— BEGIN —

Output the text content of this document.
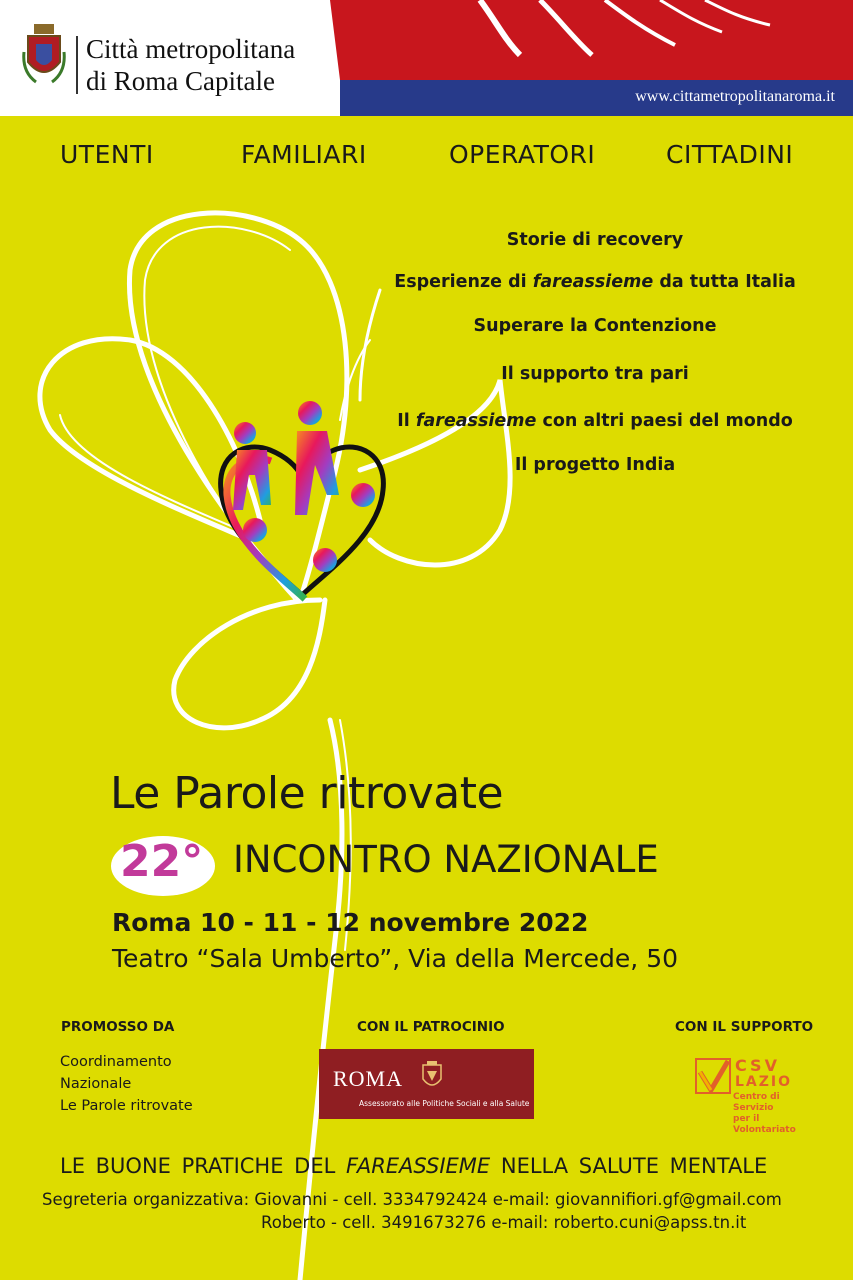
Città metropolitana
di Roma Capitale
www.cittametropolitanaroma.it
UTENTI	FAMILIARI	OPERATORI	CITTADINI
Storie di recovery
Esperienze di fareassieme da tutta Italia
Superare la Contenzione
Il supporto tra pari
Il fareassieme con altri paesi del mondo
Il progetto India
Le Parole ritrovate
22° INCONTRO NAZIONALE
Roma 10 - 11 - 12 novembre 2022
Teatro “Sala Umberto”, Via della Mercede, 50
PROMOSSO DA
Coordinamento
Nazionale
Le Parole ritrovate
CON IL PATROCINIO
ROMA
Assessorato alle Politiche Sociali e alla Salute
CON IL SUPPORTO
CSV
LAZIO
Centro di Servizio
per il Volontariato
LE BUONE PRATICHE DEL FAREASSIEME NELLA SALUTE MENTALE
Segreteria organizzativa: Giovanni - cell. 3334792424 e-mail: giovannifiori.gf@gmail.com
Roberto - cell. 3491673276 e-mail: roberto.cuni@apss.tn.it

— END —

WORK TO COMPLETE: Each line of the data is to be duplicated exactly; pictures stay out of the copy.

PROBLEM SOLUTION:
Output the text content of this document.
Città metropolitana
di Roma Capitale
www.cittametropolitanaroma.it
UTENTI	FAMILIARI	OPERATORI	CITTADINI
Storie di recovery
Esperienze di fareassieme da tutta Italia
Superare la Contenzione
Il supporto tra pari
Il fareassieme con altri paesi del mondo
Il progetto India
Le Parole ritrovate
22° INCONTRO NAZIONALE
Roma 10 - 11 - 12 novembre 2022
Teatro “Sala Umberto”, Via della Mercede, 50
PROMOSSO DA
Coordinamento
Nazionale
Le Parole ritrovate
CON IL PATROCINIO
ROMA
Assessorato alle Politiche Sociali e alla Salute
CON IL SUPPORTO
CSV
LAZIO
Centro di Servizio
per il Volontariato
LE BUONE PRATICHE DEL FAREASSIEME NELLA SALUTE MENTALE
Segreteria organizzativa: Giovanni - cell. 3334792424 e-mail: giovannifiori.gf@gmail.com
Roberto - cell. 3491673276 e-mail: roberto.cuni@apss.tn.it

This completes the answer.